## start RECORD LIST
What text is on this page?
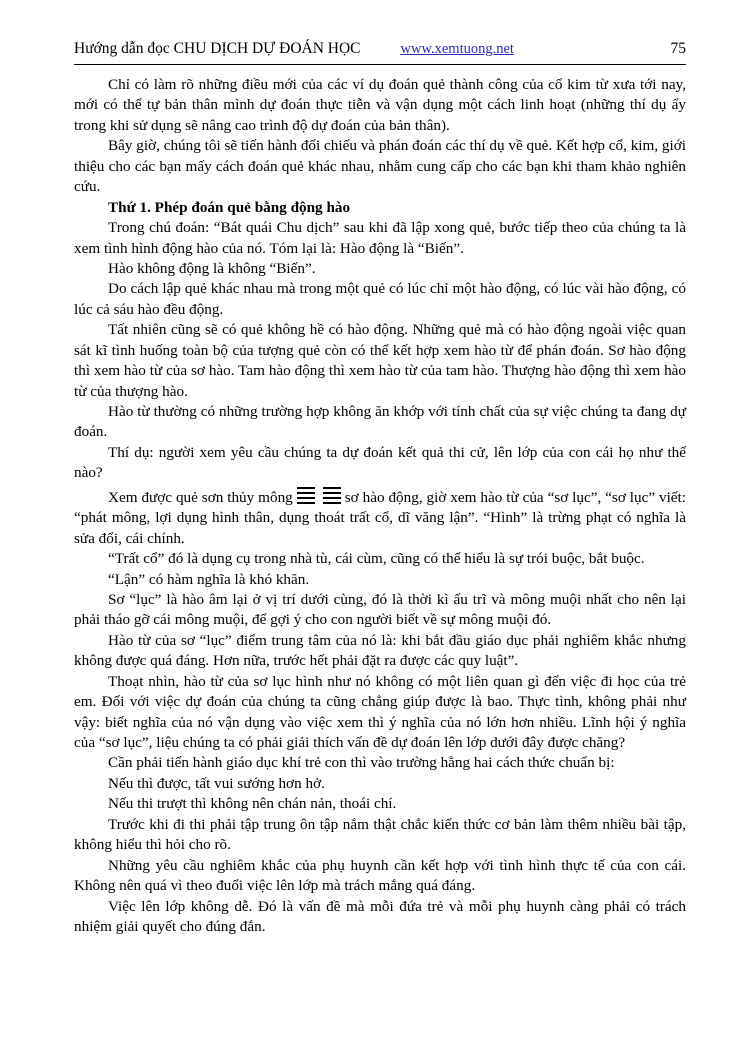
Hướng dẫn đọc CHU DỊCH DỰ ĐOÁN HỌC	www.xemtuong.net	75

Chỉ có làm rõ những điều mới của các ví dụ đoán quẻ thành công của cổ kim từ xưa tới nay, mới có thể tự bản thân mình dự đoán thực tiễn và vận dụng một cách linh hoạt (những thí dụ ấy trong khi sử dụng sẽ nâng cao trình độ dự đoán của bản thân).

Bây giờ, chúng tôi sẽ tiến hành đối chiếu và phán đoán các thí dụ về quẻ. Kết hợp cổ, kim, giới thiệu cho các bạn mấy cách đoán quẻ khác nhau, nhằm cung cấp cho các bạn khi tham khảo nghiên cứu.

Thứ 1. Phép đoán quẻ bằng động hào

Trong chú đoán: “Bát quái Chu dịch” sau khi đã lập xong quẻ, bước tiếp theo của chúng ta là xem tình hình động hào của nó. Tóm lại là: Hào động là “Biến”.

Hào không động là không “Biến”.

Do cách lập quẻ khác nhau mà trong một quẻ có lúc chỉ một hào động, có lúc vài hào động, có lúc cả sáu hào đều động.

Tất nhiên cũng sẽ có quẻ không hề có hào động. Những quẻ mà có hào động ngoài việc quan sát kĩ tình huống toàn bộ của tượng quẻ còn có thể kết hợp xem hào từ để phán đoán. Sơ hào động thì xem hào từ của sơ hào. Tam hào động thì xem hào từ của tam hào. Thượng hào động thì xem hào từ của thượng hào.

Hào từ thường có những trường hợp không ăn khớp với tính chất của sự việc chúng ta đang dự đoán.

Thí dụ: người xem yêu cầu chúng ta dự đoán kết quả thi cử, lên lớp của con cái họ như thế nào?

Xem được quẻ sơn thủy mông	sơ hào động, giờ xem hào từ của “sơ lục”, “sơ lục” viết: “phát mông, lợi dụng hình thân, dụng thoát trất cổ, dĩ văng lận”. “Hình” là trừng phạt có nghĩa là sửa đổi, cái chính.

“Trất cổ” đó là dụng cụ trong nhà tù, cái cùm, cũng có thể hiểu là sự trói buộc, bắt buộc.

“Lận” có hàm nghĩa là khó khăn.

Sơ “lục” là hào âm lại ở vị trí dưới cùng, đó là thời kì ấu trĩ và mông muội nhất cho nên lại phải tháo gỡ cái mông muội, để gợi ý cho con người biết về sự mông muội đó.

Hào từ của sơ “lục” điểm trung tâm của nó là: khi bắt đầu giáo dục phải nghiêm khắc nhưng không được quá đáng. Hơn nữa, trước hết phải đặt ra được các quy luật”.

Thoạt nhìn, hào từ của sơ lục hình như nó không có một liên quan gì đến việc đi học của trẻ em. Đối với việc dự đoán của chúng ta cũng chẳng giúp được là bao. Thực tình, không phải như vậy: biết nghĩa của nó vận dụng vào việc xem thì ý nghĩa của nó lớn hơn nhiều. Lĩnh hội ý nghĩa của “sơ lục”, liệu chúng ta có phải giải thích vấn đề dự đoán lên lớp dưới đây được chăng?

Cần phải tiến hành giáo dục khí trẻ con thì vào trường hằng hai cách thức chuẩn bị:

Nếu thì được, tất vui sướng hơn hở.

Nếu thi trượt thì không nên chán nản, thoái chí.

Trước khi đi thi phải tập trung ôn tập nắm thật chắc kiến thức cơ bản làm thêm nhiều bài tập, không hiểu thì hỏi cho rõ.

Những yêu cầu nghiêm khắc của phụ huynh cần kết hợp với tình hình thực tế của con cái. Không nên quá vì theo đuổi việc lên lớp mà trách mắng quá đáng.

Việc lên lớp không dễ. Đó là vấn đề mà mỗi đứa trẻ và mỗi phụ huynh càng phải có trách nhiệm giải quyết cho đúng đắn.
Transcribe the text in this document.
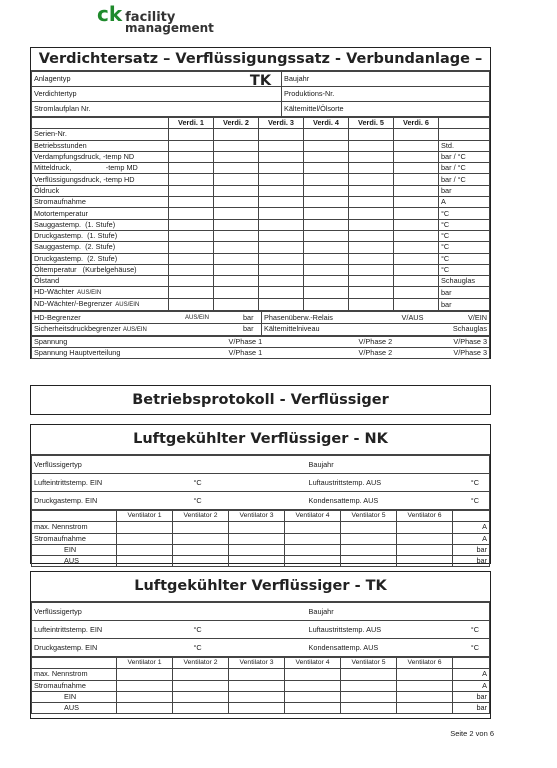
ck facility
management
Verdichtersatz – Verflüssigungssatz - Verbundanlage – TK
Anlagentyp	Baujahr
Verdichtertyp	Produktions-Nr.
Stromlaufplan Nr.	Kältemittel/Ölsorte
	Verdi. 1	Verdi. 2	Verdi. 3	Verdi. 4	Verdi. 5	Verdi. 6	
Serien-Nr.							
Betriebsstunden							Std.
Verdampfungsdruck, -temp ND							bar / °C
Mitteldruck,                 -temp MD							bar / °C
Verflüssigungsdruck, -temp HD							bar / °C
Öldruck							bar
Stromaufnahme							A
Motortemperatur							°C
Sauggastemp.  (1. Stufe)							°C
Druckgastemp.  (1. Stufe)							°C
Sauggastemp.  (2. Stufe)							°C
Druckgastemp.  (2. Stufe)							°C
Öltemperatur   (Kurbelgehäuse)							°C
Ölstand							Schauglas
HD-Wächter AUS/EIN							bar
ND-Wächter/-Begrenzer AUS/EIN							bar
HD-Begrenzer AUS/EIN bar	Phasenüberw.-Relais	V/AUS	V/EIN
Sicherheitsdruckbegrenzer AUS/EIN bar	Kältemittelniveau		Schauglas
Spannung	V/Phase 1	V/Phase 2	V/Phase 3
Spannung Hauptverteilung	V/Phase 1	V/Phase 2	V/Phase 3
Betriebsprotokoll - Verflüssiger
Luftgekühlter Verflüssiger - NK
Verflüssigertyp		Baujahr	
Lufteintrittstemp. EIN	°C	Luftaustrittstemp. AUS	°C
Druckgastemp. EIN	°C	Kondensattemp. AUS	°C
	Ventilator 1	Ventilator 2	Ventilator 3	Ventilator 4	Ventilator 5	Ventilator 6	
max. Nennstrom							A
Stromaufnahme							A
EIN							bar
AUS							bar
Luftgekühlter Verflüssiger - TK
Verflüssigertyp		Baujahr	
Lufteintrittstemp. EIN	°C	Luftaustrittstemp. AUS	°C
Druckgastemp. EIN	°C	Kondensattemp. AUS	°C
	Ventilator 1	Ventilator 2	Ventilator 3	Ventilator 4	Ventilator 5	Ventilator 6	
max. Nennstrom							A
Stromaufnahme							A
EIN							bar
AUS							bar
Seite 2 von 6
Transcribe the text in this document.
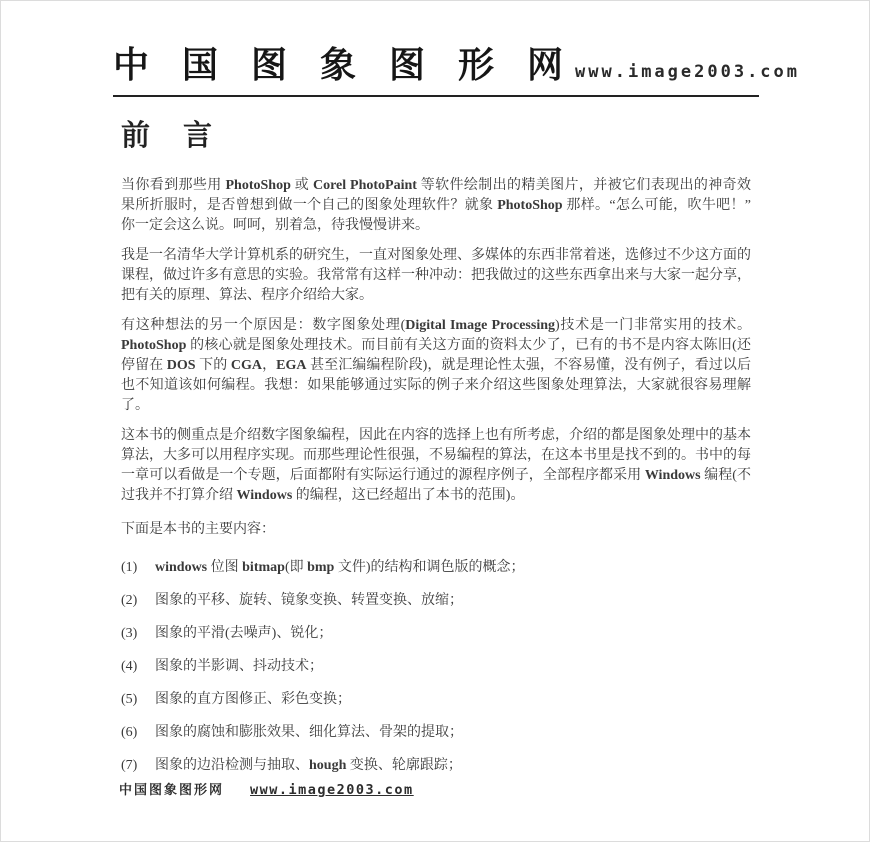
中 国 图 象 图 形 网 www.image2003.com
前　言

当你看到那些用 PhotoShop 或 Corel PhotoPaint 等软件绘制出的精美图片，并被它们表现出的神奇效果所折服时，是否曾想到做一个自己的图象处理软件？就象 PhotoShop 那样。“怎么可能，吹牛吧！”你一定会这么说。呵呵，别着急，待我慢慢讲来。

我是一名清华大学计算机系的研究生，一直对图象处理、多媒体的东西非常着迷，选修过不少这方面的课程，做过许多有意思的实验。我常常有这样一种冲动：把我做过的这些东西拿出来与大家一起分享，把有关的原理、算法、程序介绍给大家。

有这种想法的另一个原因是：数字图象处理(Digital Image Processing)技术是一门非常实用的技术。PhotoShop 的核心就是图象处理技术。而目前有关这方面的资料太少了，已有的书不是内容太陈旧(还停留在 DOS 下的 CGA，EGA 甚至汇编编程阶段)，就是理论性太强，不容易懂，没有例子，看过以后也不知道该如何编程。我想：如果能够通过实际的例子来介绍这些图象处理算法，大家就很容易理解了。

这本书的侧重点是介绍数字图象编程，因此在内容的选择上也有所考虑，介绍的都是图象处理中的基本算法，大多可以用程序实现。而那些理论性很强，不易编程的算法，在这本书里是找不到的。书中的每一章可以看做是一个专题，后面都附有实际运行通过的源程序例子，全部程序都采用 Windows 编程(不过我并不打算介绍 Windows 的编程，这已经超出了本书的范围)。

下面是本书的主要内容：

(1)	windows 位图 bitmap(即 bmp 文件)的结构和调色版的概念；
(2)	图象的平移、旋转、镜象变换、转置变换、放缩；
(3)	图象的平滑(去噪声)、锐化；
(4)	图象的半影调、抖动技术；
(5)	图象的直方图修正、彩色变换；
(6)	图象的腐蚀和膨胀效果、细化算法、骨架的提取；
(7)	图象的边沿检测与抽取、hough 变换、轮廓跟踪；
中国图象图形网 www.image2003.com
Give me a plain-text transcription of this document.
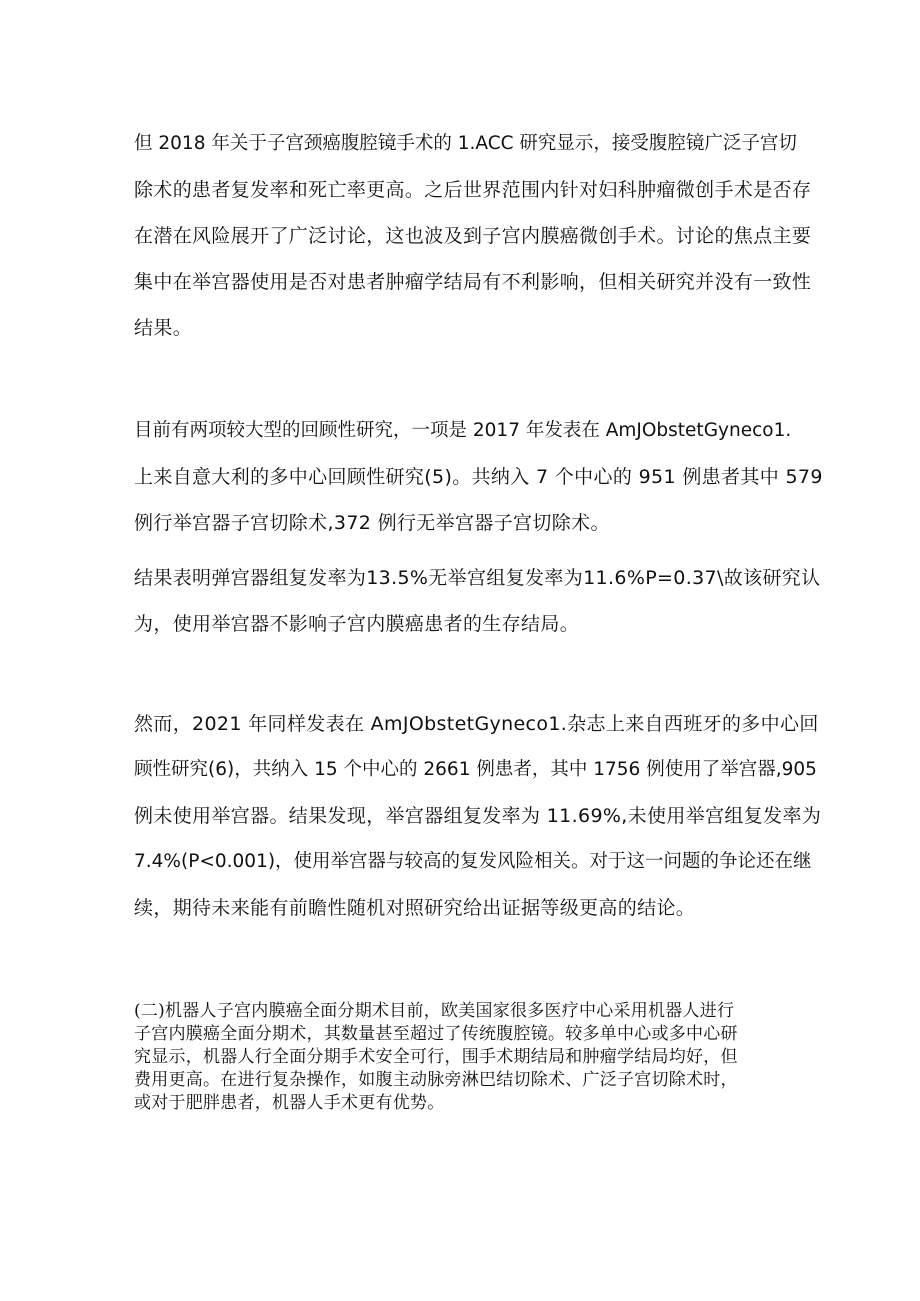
但 2018 年关于子宫颈癌腹腔镜手术的 1.ACC 研究显示，接受腹腔镜广泛子宫切
除术的患者复发率和死亡率更高。之后世界范围内针对妇科肿瘤微创手术是否存
在潜在风险展开了广泛讨论，这也波及到子宫内膜癌微创手术。讨论的焦点主要
集中在举宫器使用是否对患者肿瘤学结局有不利影响，但相关研究并没有一致性
结果。
目前有两项较大型的回顾性研究，一项是 2017 年发表在 AmJObstetGyneco1.
上来自意大利的多中心回顾性研究(5)。共纳入 7 个中心的 951 例患者其中 579
例行举宫器子宫切除术,372 例行无举宫器子宫切除术。
结果表明弹宫器组复发率为13.5%无举宫组复发率为11.6%P=0.37\故该研究认
为，使用举宫器不影响子宫内膜癌患者的生存结局。
然而，2021 年同样发表在 AmJObstetGyneco1.杂志上来自西班牙的多中心回
顾性研究(6)，共纳入 15 个中心的 2661 例患者，其中 1756 例使用了举宫器,905
例未使用举宫器。结果发现，举宫器组复发率为 11.69%,未使用举宫组复发率为
7.4%(P<0.001)，使用举宫器与较高的复发风险相关。对于这一问题的争论还在继
续，期待未来能有前瞻性随机对照研究给出证据等级更高的结论。
(二)机器人子宫内膜癌全面分期术目前，欧美国家很多医疗中心采用机器人进行
子宫内膜癌全面分期术，其数量甚至超过了传统腹腔镜。较多单中心或多中心研
究显示，机器人行全面分期手术安全可行，围手术期结局和肿瘤学结局均好，但
费用更高。在进行复杂操作，如腹主动脉旁淋巴结切除术、广泛子宫切除术时，
或对于肥胖患者，机器人手术更有优势。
## end RECORD LIST
> [EXERCISE DETAILS]:
Point out every line holding the string "giải" and copy it.

> [PROBLEM SOLUTION]:
Thoạt nhìn, hào từ của sơ lục hình như nó không có một liên quan gì đến việc đi học của trẻ em. Đối với việc dự đoán của chúng ta cũng chẳng giúp được là bao. Thực tình, không phải như vậy: biết nghĩa của nó vận dụng vào việc xem thì ý nghĩa của nó lớn hơn nhiều. Lĩnh hội ý nghĩa của “sơ lục”, liệu chúng ta có phải giải thích vấn đề dự đoán lên lớp dưới đây được chăng?
Việc lên lớp không dễ. Đó là vấn đề mà mỗi đứa trẻ và mỗi phụ huynh càng phải có trách nhiệm giải quyết cho đúng đắn.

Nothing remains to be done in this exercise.